# [Task goal]
Your answer should be one number: the count of lines in these entries that hold the word "Mountain".

A block of data:
::::::

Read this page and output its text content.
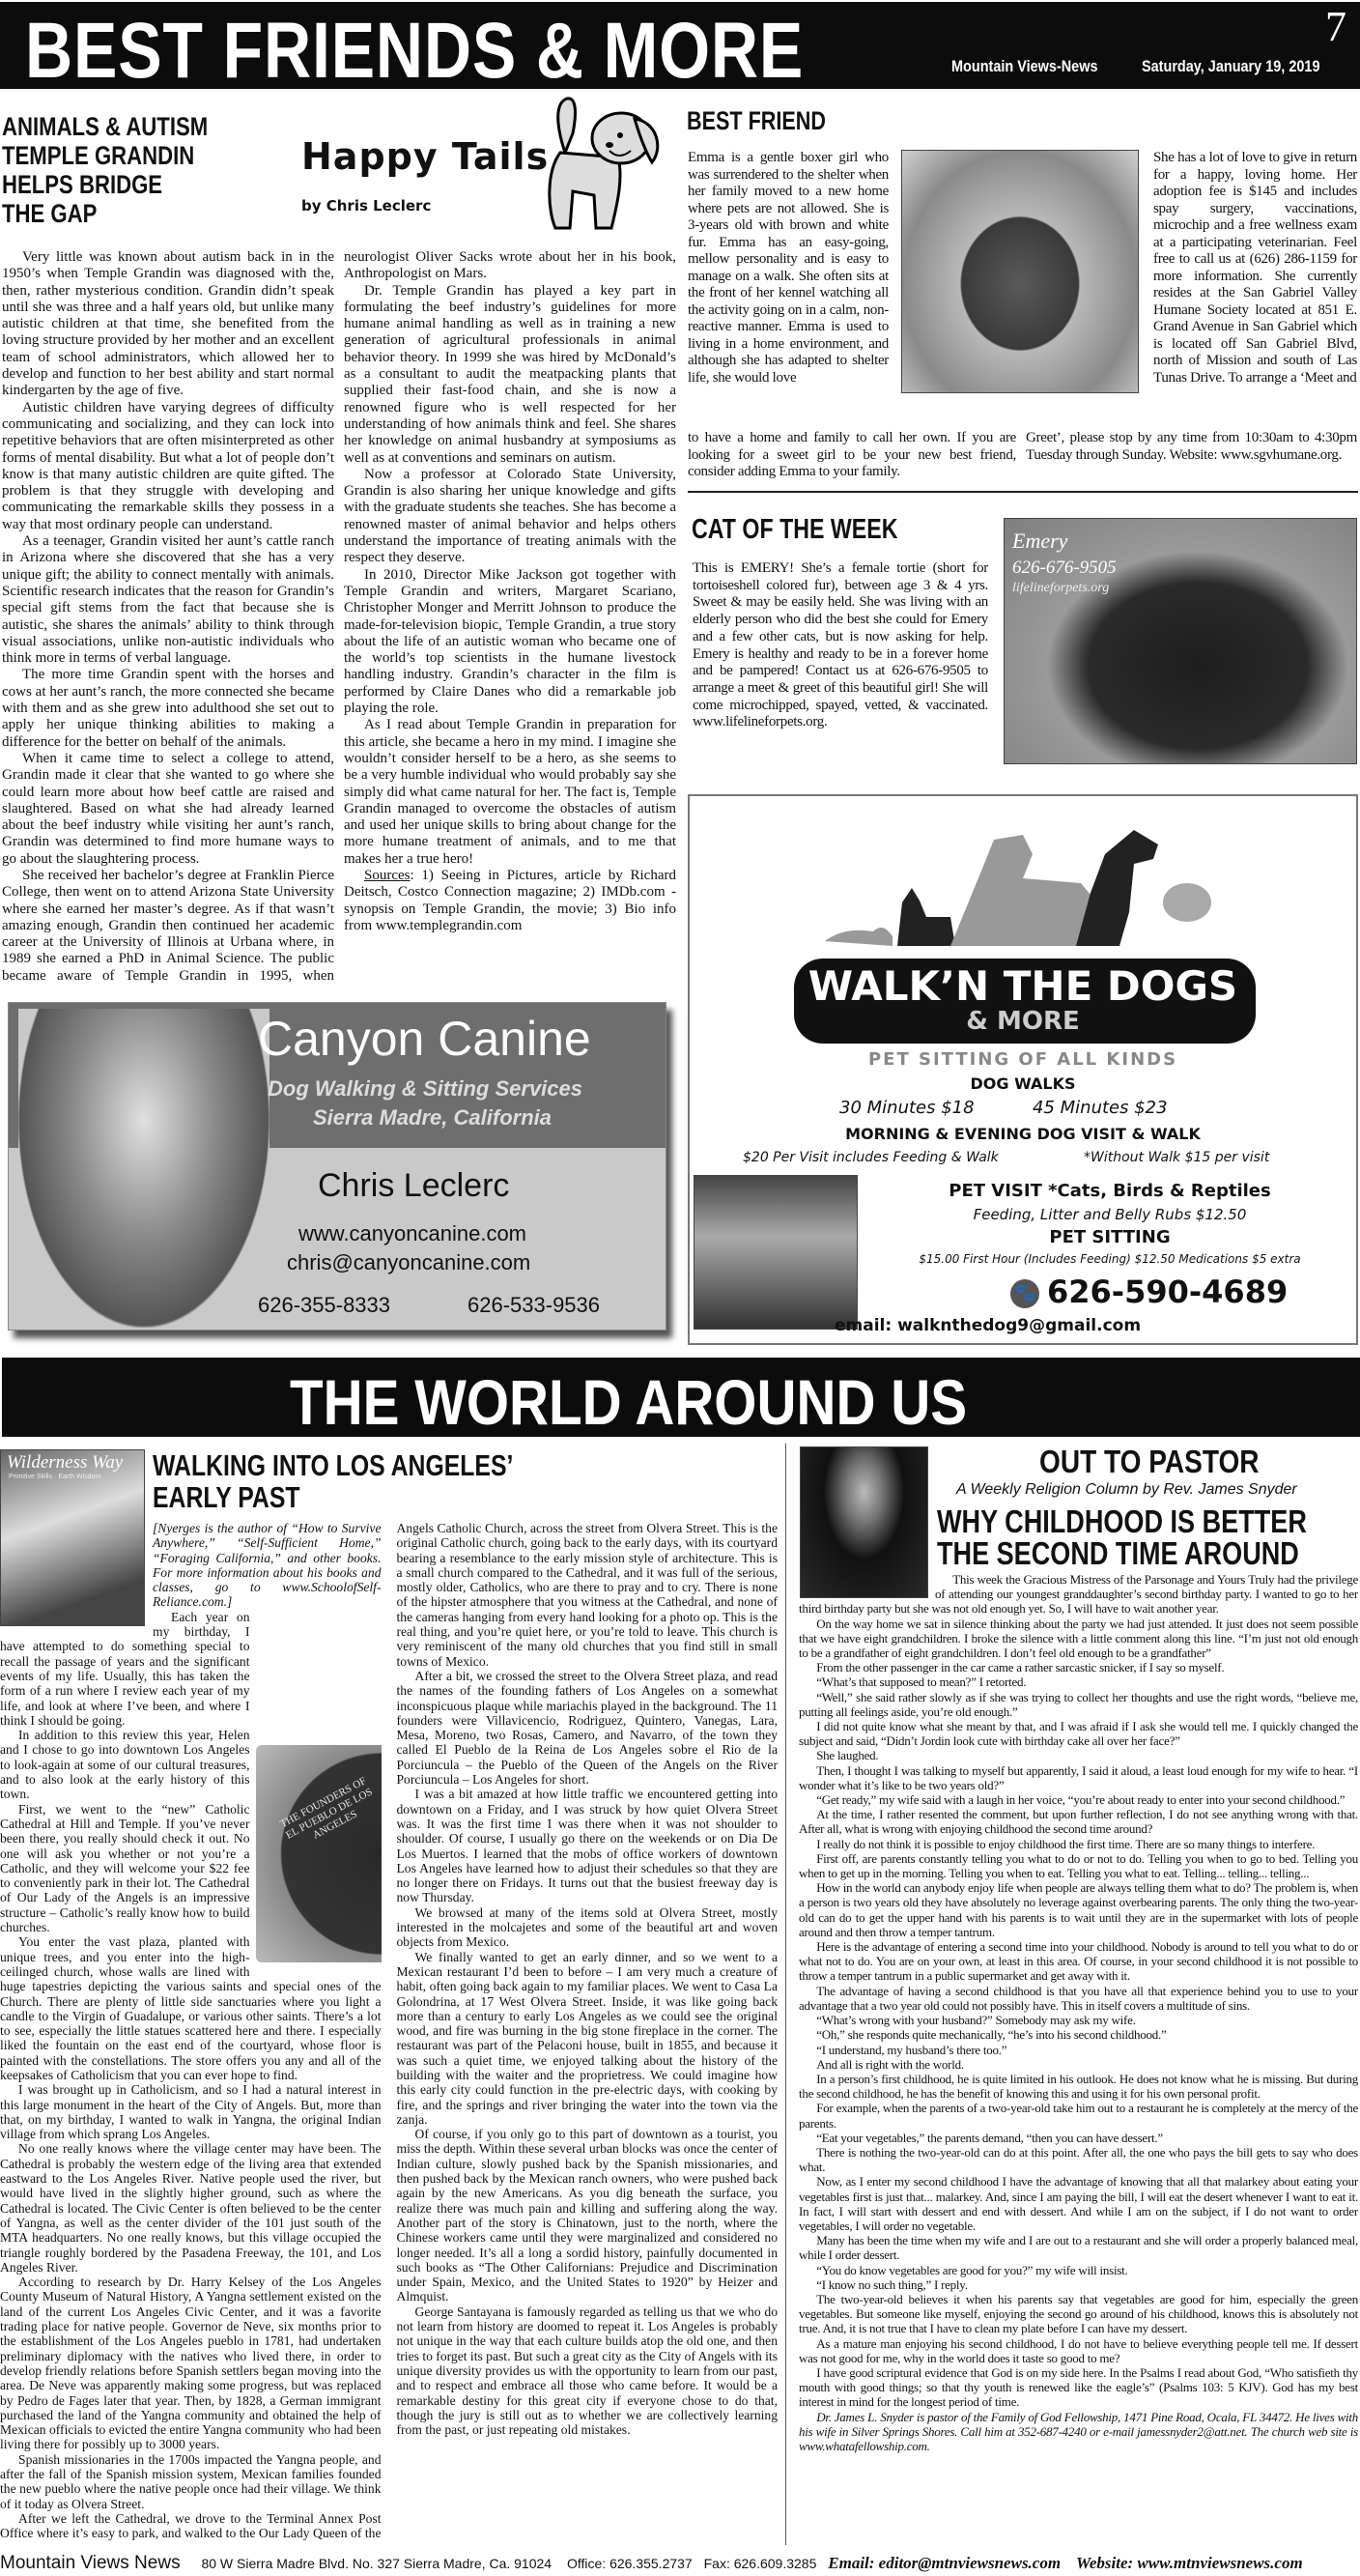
BEST FRIENDS & MORE	7
Mountain Views-News	Saturday, January 19, 2019
ANIMALS & AUTISM
TEMPLE GRANDIN
HELPS BRIDGE
THE GAP
Happy Tails
by Chris Leclerc

Very little was known about autism back in in the 1950’s when Temple Grandin was diagnosed with the, then, rather mysterious condition. Grandin didn’t speak until she was three and a half years old, but unlike many autistic children at that time, she benefited from the loving structure provided by her mother and an excellent team of school administrators, which allowed her to develop and function to her best ability and start normal kindergarten by the age of five.

Autistic children have varying degrees of difficulty communicating and socializing, and they can lock into repetitive behaviors that are often misinterpreted as other forms of mental disability. But what a lot of people don’t know is that many autistic children are quite gifted. The problem is that they struggle with developing and communicating the remarkable skills they possess in a way that most ordinary people can understand.

As a teenager, Grandin visited her aunt’s cattle ranch in Arizona where she discovered that she has a very unique gift; the ability to connect mentally with animals. Scientific research indicates that the reason for Grandin’s special gift stems from the fact that because she is autistic, she shares the animals’ ability to think through visual associations, unlike non-autistic individuals who think more in terms of verbal language.

The more time Grandin spent with the horses and cows at her aunt’s ranch, the more connected she became with them and as she grew into adulthood she set out to apply her unique thinking abilities to making a difference for the better on behalf of the animals.

When it came time to select a college to attend, Grandin made it clear that she wanted to go where she could learn more about how beef cattle are raised and slaughtered. Based on what she had already learned about the beef industry while visiting her aunt’s ranch, Grandin was determined to find more humane ways to go about the slaughtering process.

She received her bachelor’s degree at Franklin Pierce College, then went on to attend Arizona State University where she earned her master’s degree. As if that wasn’t amazing enough, Grandin then continued her academic career at the University of Illinois at Urbana where, in 1989 she earned a PhD in Animal Science. The public became aware of Temple Grandin in 1995, when neurologist Oliver Sacks wrote about her in his book, Anthropologist on Mars.

Dr. Temple Grandin has played a key part in formulating the beef industry’s guidelines for more humane animal handling as well as in training a new generation of agricultural professionals in animal behavior theory. In 1999 she was hired by McDonald’s as a consultant to audit the meatpacking plants that supplied their fast-food chain, and she is now a renowned figure who is well respected for her understanding of how animals think and feel. She shares her knowledge on animal husbandry at symposiums as well as at conventions and seminars on autism.

Now a professor at Colorado State University, Grandin is also sharing her unique knowledge and gifts with the graduate students she teaches. She has become a renowned master of animal behavior and helps others understand the importance of treating animals with the respect they deserve.

In 2010, Director Mike Jackson got together with Temple Grandin and writers, Margaret Scariano, Christopher Monger and Merritt Johnson to produce the made-for-television biopic, Temple Grandin, a true story about the life of an autistic woman who became one of the world’s top scientists in the humane livestock handling industry. Grandin’s character in the film is performed by Claire Danes who did a remarkable job playing the role.

As I read about Temple Grandin in preparation for this article, she became a hero in my mind. I imagine she wouldn’t consider herself to be a hero, as she seems to be a very humble individual who would probably say she simply did what came natural for her. The fact is, Temple Grandin managed to overcome the obstacles of autism and used her unique skills to bring about change for the more humane treatment of animals, and to me that makes her a true hero!

Sources: 1) Seeing in Pictures, article by Richard Deitsch, Costco Connection magazine; 2) IMDb.com - synopsis on Temple Grandin, the movie; 3) Bio info from www.templegrandin.com

BEST FRIEND

Emma is a gentle boxer girl who was surrendered to the shelter when her family moved to a new home where pets are not allowed. She is 3-years old with brown and white fur. Emma has an easy-going, mellow personality and is easy to manage on a walk. She often sits at the front of her kennel watching all the activity going on in a calm, non-reactive manner. Emma is used to living in a home environment, and although she has adapted to shelter life, she would love

She has a lot of love to give in return for a happy, loving home. Her adoption fee is $145 and includes spay surgery, vaccinations, microchip and a free wellness exam at a participating veterinarian. Feel free to call us at (626) 286-1159 for more information. She currently resides at the San Gabriel Valley Humane Society located at 851 E. Grand Avenue in San Gabriel which is located off San Gabriel Blvd, north of Mission and south of Las Tunas Drive. To arrange a ‘Meet and

to have a home and family to call her own. If you are looking for a sweet girl to be your new best friend, consider adding Emma to your family.

Greet’, please stop by any time from 10:30am to 4:30pm Tuesday through Sunday. Website: www.sgvhumane.org.

CAT OF THE WEEK

This is EMERY! She’s a female tortie (short for tortoiseshell colored fur), between age 3 & 4 yrs. Sweet & may be easily held. She was living with an elderly person who did the best she could for Emery and a few other cats, but is now asking for help. Emery is healthy and ready to be in a forever home and be pampered! Contact us at 626-676-9505 to arrange a meet & greet of this beautiful girl! She will come microchipped, spayed, vetted, & vaccinated. www.lifelineforpets.org.

Emery
626-676-9505
lifelineforpets.org
WALK’N THE DOGS
& MORE
PET SITTING OF ALL KINDS
DOG WALKS
30 Minutes $18	45 Minutes $23
MORNING & EVENING DOG VISIT & WALK
$20 Per Visit includes Feeding & Walk	*Without Walk $15 per visit
PET VISIT *Cats, Birds & Reptiles
Feeding, Litter and Belly Rubs $12.50
PET SITTING
$15.00 First Hour (Includes Feeding) $12.50 Medications $5 extra
🐾 626-590-4689
email: walknthedog9@gmail.com
Canyon Canine
Dog Walking & Sitting Services
Sierra Madre, California
Chris Leclerc
www.canyoncanine.com
chris@canyoncanine.com
626-355-8333	626-533-9536
THE WORLD AROUND US
Wilderness Way
Primitive Skills · Earth Wisdom WALKING INTO LOS ANGELES’
EARLY PAST

[Nyerges is the author of “How to Survive Anywhere,” “Self-Sufficient Home,” “Foraging California,” and other books. For more information about his books and classes, go to www.SchoolofSelf-Reliance.com.]

THE FOUNDERS OF EL PUEBLO DE LOS ANGELES

Each year on my birthday, I have attempted to do something special to recall the passage of years and the significant events of my life. Usually, this has taken the form of a run where I review each year of my life, and look at where I’ve been, and where I think I should be going.

In addition to this review this year, Helen and I chose to go into downtown Los Angeles to look-again at some of our cultural treasures, and to also look at the early history of this town.

First, we went to the “new” Catholic Cathedral at Hill and Temple. If you’ve never been there, you really should check it out. No one will ask you whether or not you’re a Catholic, and they will welcome your $22 fee to conveniently park in their lot. The Cathedral of Our Lady of the Angels is an impressive structure – Catholic’s really know how to build churches.

You enter the vast plaza, planted with unique trees, and you enter into the high-ceilinged church, whose walls are lined with huge tapestries depicting the various saints and special ones of the Church. There are plenty of little side sanctuaries where you light a candle to the Virgin of Guadalupe, or various other saints. There’s a lot to see, especially the little statues scattered here and there. I especially liked the fountain on the east end of the courtyard, whose floor is painted with the constellations. The store offers you any and all of the keepsakes of Catholicism that you can ever hope to find.

I was brought up in Catholicism, and so I had a natural interest in this large monument in the heart of the City of Angels. But, more than that, on my birthday, I wanted to walk in Yangna, the original Indian village from which sprang Los Angeles.

No one really knows where the village center may have been. The Cathedral is probably the western edge of the living area that extended eastward to the Los Angeles River. Native people used the river, but would have lived in the slightly higher ground, such as where the Cathedral is located. The Civic Center is often believed to be the center of Yangna, as well as the center divider of the 101 just south of the MTA headquarters. No one really knows, but this village occupied the triangle roughly bordered by the Pasadena Freeway, the 101, and Los Angeles River.

According to research by Dr. Harry Kelsey of the Los Angeles County Museum of Natural History, A Yangna settlement existed on the land of the current Los Angeles Civic Center, and it was a favorite trading place for native people. Governor de Neve, six months prior to the establishment of the Los Angeles pueblo in 1781, had undertaken preliminary diplomacy with the natives who lived there, in order to develop friendly relations before Spanish settlers began moving into the area. De Neve was apparently making some progress, but was replaced by Pedro de Fages later that year. Then, by 1828, a German immigrant purchased the land of the Yangna community and obtained the help of Mexican officials to evicted the entire Yangna community who had been living there for possibly up to 3000 years.

Spanish missionaries in the 1700s impacted the Yangna people, and after the fall of the Spanish mission system, Mexican families founded the new pueblo where the native people once had their village. We think of it today as Olvera Street.

After we left the Cathedral, we drove to the Terminal Annex Post Office where it’s easy to park, and walked to the Our Lady Queen of the Angels Catholic Church, across the street from Olvera Street. This is the original Catholic church, going back to the early days, with its courtyard bearing a resemblance to the early mission style of architecture. This is a small church compared to the Cathedral, and it was full of the serious, mostly older, Catholics, who are there to pray and to cry. There is none of the hipster atmosphere that you witness at the Cathedral, and none of the cameras hanging from every hand looking for a photo op. This is the real thing, and you’re quiet here, or you’re told to leave. This church is very reminiscent of the many old churches that you find still in small towns of Mexico.

After a bit, we crossed the street to the Olvera Street plaza, and read the names of the founding fathers of Los Angeles on a somewhat inconspicuous plaque while mariachis played in the background. The 11 founders were Villavicencio, Rodriguez, Quintero, Vanegas, Lara, Mesa, Moreno, two Rosas, Camero, and Navarro, of the town they called El Pueblo de la Reina de Los Angeles sobre el Rio de la Porciuncula – the Pueblo of the Queen of the Angels on the River Porciuncula – Los Angeles for short.

I was a bit amazed at how little traffic we encountered getting into downtown on a Friday, and I was struck by how quiet Olvera Street was. It was the first time I was there when it was not shoulder to shoulder. Of course, I usually go there on the weekends or on Dia De Los Muertos. I learned that the mobs of office workers of downtown Los Angeles have learned how to adjust their schedules so that they are no longer there on Fridays. It turns out that the busiest freeway day is now Thursday.

We browsed at many of the items sold at Olvera Street, mostly interested in the molcajetes and some of the beautiful art and woven objects from Mexico.

We finally wanted to get an early dinner, and so we went to a Mexican restaurant I’d been to before – I am very much a creature of habit, often going back again to my familiar places. We went to Casa La Golondrina, at 17 West Olvera Street. Inside, it was like going back more than a century to early Los Angeles as we could see the original wood, and fire was burning in the big stone fireplace in the corner. The restaurant was part of the Pelaconi house, built in 1855, and because it was such a quiet time, we enjoyed talking about the history of the building with the waiter and the proprietress. We could imagine how this early city could function in the pre-electric days, with cooking by fire, and the springs and river bringing the water into the town via the zanja.

Of course, if you only go to this part of downtown as a tourist, you miss the depth. Within these several urban blocks was once the center of Indian culture, slowly pushed back by the Spanish missionaries, and then pushed back by the Mexican ranch owners, who were pushed back again by the new Americans. As you dig beneath the surface, you realize there was much pain and killing and suffering along the way. Another part of the story is Chinatown, just to the north, where the Chinese workers came until they were marginalized and considered no longer needed. It’s all a long a sordid history, painfully documented in such books as “The Other Californians: Prejudice and Discrimination under Spain, Mexico, and the United States to 1920” by Heizer and Almquist.

George Santayana is famously regarded as telling us that we who do not learn from history are doomed to repeat it. Los Angeles is probably not unique in the way that each culture builds atop the old one, and then tries to forget its past. But such a great city as the City of Angels with its unique diversity provides us with the opportunity to learn from our past, and to respect and embrace all those who came before. It would be a remarkable destiny for this great city if everyone chose to do that, though the jury is still out as to whether we are collectively learning from the past, or just repeating old mistakes.

OUT TO PASTOR
A Weekly Religion Column by Rev. James Snyder
WHY CHILDHOOD IS BETTER
THE SECOND TIME AROUND

This week the Gracious Mistress of the Parsonage and Yours Truly had the privilege of attending our youngest granddaughter’s second birthday party. I wanted to go to her third birthday party but she was not old enough yet. So, I will have to wait another year.

On the way home we sat in silence thinking about the party we had just attended. It just does not seem possible that we have eight grandchildren. I broke the silence with a little comment along this line. “I’m just not old enough to be a grandfather of eight grandchildren. I don’t feel old enough to be a grandfather”

From the other passenger in the car came a rather sarcastic snicker, if I say so myself.

“What’s that supposed to mean?” I retorted.

“Well,” she said rather slowly as if she was trying to collect her thoughts and use the right words, “believe me, putting all feelings aside, you’re old enough.”

I did not quite know what she meant by that, and I was afraid if I ask she would tell me. I quickly changed the subject and said, “Didn’t Jordin look cute with birthday cake all over her face?”

She laughed.

Then, I thought I was talking to myself but apparently, I said it aloud, a least loud enough for my wife to hear. “I wonder what it’s like to be two years old?”

“Get ready,” my wife said with a laugh in her voice, “you’re about ready to enter into your second childhood.”

At the time, I rather resented the comment, but upon further reflection, I do not see anything wrong with that. After all, what is wrong with enjoying childhood the second time around?

I really do not think it is possible to enjoy childhood the first time. There are so many things to interfere.

First off, are parents constantly telling you what to do or not to do. Telling you when to go to bed. Telling you when to get up in the morning. Telling you when to eat. Telling you what to eat. Telling... telling... telling...

How in the world can anybody enjoy life when people are always telling them what to do? The problem is, when a person is two years old they have absolutely no leverage against overbearing parents. The only thing the two-year-old can do to get the upper hand with his parents is to wait until they are in the supermarket with lots of people around and then throw a temper tantrum.

Here is the advantage of entering a second time into your childhood. Nobody is around to tell you what to do or what not to do. You are on your own, at least in this area. Of course, in your second childhood it is not possible to throw a temper tantrum in a public supermarket and get away with it.

The advantage of having a second childhood is that you have all that experience behind you to use to your advantage that a two year old could not possibly have. This in itself covers a multitude of sins.

“What’s wrong with your husband?” Somebody may ask my wife.

“Oh,” she responds quite mechanically, “he’s into his second childhood.”

“I understand, my husband’s there too.”

And all is right with the world.

In a person’s first childhood, he is quite limited in his outlook. He does not know what he is missing. But during the second childhood, he has the benefit of knowing this and using it for his own personal profit.

For example, when the parents of a two-year-old take him out to a restaurant he is completely at the mercy of the parents.

“Eat your vegetables,” the parents demand, “then you can have dessert.”

There is nothing the two-year-old can do at this point. After all, the one who pays the bill gets to say who does what.

Now, as I enter my second childhood I have the advantage of knowing that all that malarkey about eating your vegetables first is just that... malarkey. And, since I am paying the bill, I will eat the desert whenever I want to eat it. In fact, I will start with dessert and end with dessert. And while I am on the subject, if I do not want to order vegetables, I will order no vegetable.

Many has been the time when my wife and I are out to a restaurant and she will order a properly balanced meal, while I order dessert.

“You do know vegetables are good for you?” my wife will insist.

“I know no such thing,” I reply.

The two-year-old believes it when his parents say that vegetables are good for him, especially the green vegetables. But someone like myself, enjoying the second go around of his childhood, knows this is absolutely not true. And, it is not true that I have to clean my plate before I can have my dessert.

As a mature man enjoying his second childhood, I do not have to believe everything people tell me. If dessert was not good for me, why in the world does it taste so good to me?

I have good scriptural evidence that God is on my side here. In the Psalms I read about God, “Who satisfieth thy mouth with good things; so that thy youth is renewed like the eagle’s” (Psalms 103: 5 KJV). God has my best interest in mind for the longest period of time.

Dr. James L. Snyder is pastor of the Family of God Fellowship, 1471 Pine Road, Ocala, FL 34472. He lives with his wife in Silver Springs Shores. Call him at 352-687-4240 or e-mail jamessnyder2@att.net. The church web site is www.whatafellowship.com.

Mountain Views News 80 W Sierra Madre Blvd. No. 327 Sierra Madre, Ca. 91024 Office: 626.355.2737 Fax: 626.609.3285 Email: editor@mtnviewsnews.com Website: www.mtnviewsnews.com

::::::

# [Answer to this problem]
2